■ The exercise
Pick out each line in the listing below that contains the string "segment", and treat uppercase and lowercase letters as different.

■ Stored rows
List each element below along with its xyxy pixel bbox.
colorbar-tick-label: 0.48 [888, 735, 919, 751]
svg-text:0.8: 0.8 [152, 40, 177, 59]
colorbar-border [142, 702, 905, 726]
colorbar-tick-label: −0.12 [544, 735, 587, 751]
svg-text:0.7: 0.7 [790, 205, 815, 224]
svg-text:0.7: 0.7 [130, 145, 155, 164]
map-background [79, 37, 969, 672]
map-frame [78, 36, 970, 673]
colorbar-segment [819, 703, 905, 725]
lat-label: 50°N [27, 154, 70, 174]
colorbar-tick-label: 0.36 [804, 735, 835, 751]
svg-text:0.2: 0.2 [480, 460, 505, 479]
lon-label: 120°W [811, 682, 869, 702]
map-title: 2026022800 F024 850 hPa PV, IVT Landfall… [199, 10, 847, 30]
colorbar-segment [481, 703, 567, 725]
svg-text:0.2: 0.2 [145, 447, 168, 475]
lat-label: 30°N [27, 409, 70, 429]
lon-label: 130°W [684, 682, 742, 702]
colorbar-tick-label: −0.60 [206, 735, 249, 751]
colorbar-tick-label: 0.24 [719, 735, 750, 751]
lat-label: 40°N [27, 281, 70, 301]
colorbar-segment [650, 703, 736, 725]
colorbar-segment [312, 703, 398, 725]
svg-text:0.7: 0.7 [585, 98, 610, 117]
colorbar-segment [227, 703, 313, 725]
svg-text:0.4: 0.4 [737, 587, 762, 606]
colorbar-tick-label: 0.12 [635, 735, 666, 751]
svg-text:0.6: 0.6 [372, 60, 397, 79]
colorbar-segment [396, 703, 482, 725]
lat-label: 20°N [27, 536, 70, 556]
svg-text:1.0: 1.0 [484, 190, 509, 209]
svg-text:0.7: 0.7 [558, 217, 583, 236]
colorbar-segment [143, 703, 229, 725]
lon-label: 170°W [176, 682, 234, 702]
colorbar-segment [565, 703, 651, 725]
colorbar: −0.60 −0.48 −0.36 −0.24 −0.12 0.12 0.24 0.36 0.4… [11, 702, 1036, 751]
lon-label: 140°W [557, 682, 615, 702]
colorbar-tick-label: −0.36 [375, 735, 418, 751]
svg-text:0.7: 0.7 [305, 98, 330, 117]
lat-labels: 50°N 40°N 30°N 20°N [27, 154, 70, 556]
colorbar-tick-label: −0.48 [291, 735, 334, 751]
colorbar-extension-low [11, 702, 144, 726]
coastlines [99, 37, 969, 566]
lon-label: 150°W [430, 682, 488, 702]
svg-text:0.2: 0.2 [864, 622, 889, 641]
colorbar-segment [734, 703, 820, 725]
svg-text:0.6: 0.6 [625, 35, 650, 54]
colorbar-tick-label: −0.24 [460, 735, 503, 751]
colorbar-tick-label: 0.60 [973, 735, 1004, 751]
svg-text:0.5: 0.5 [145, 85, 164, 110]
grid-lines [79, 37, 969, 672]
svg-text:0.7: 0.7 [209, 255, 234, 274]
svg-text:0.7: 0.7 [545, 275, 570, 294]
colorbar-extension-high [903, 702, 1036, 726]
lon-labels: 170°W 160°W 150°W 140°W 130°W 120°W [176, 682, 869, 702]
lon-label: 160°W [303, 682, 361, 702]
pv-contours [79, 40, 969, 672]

■ Written answer
colorbar-segment [819, 703, 905, 725]
colorbar-segment [481, 703, 567, 725]
colorbar-segment [650, 703, 736, 725]
colorbar-segment [312, 703, 398, 725]
colorbar-segment [227, 703, 313, 725]
colorbar-segment [396, 703, 482, 725]
colorbar-segment [143, 703, 229, 725]
colorbar-segment [565, 703, 651, 725]
colorbar-segment [734, 703, 820, 725]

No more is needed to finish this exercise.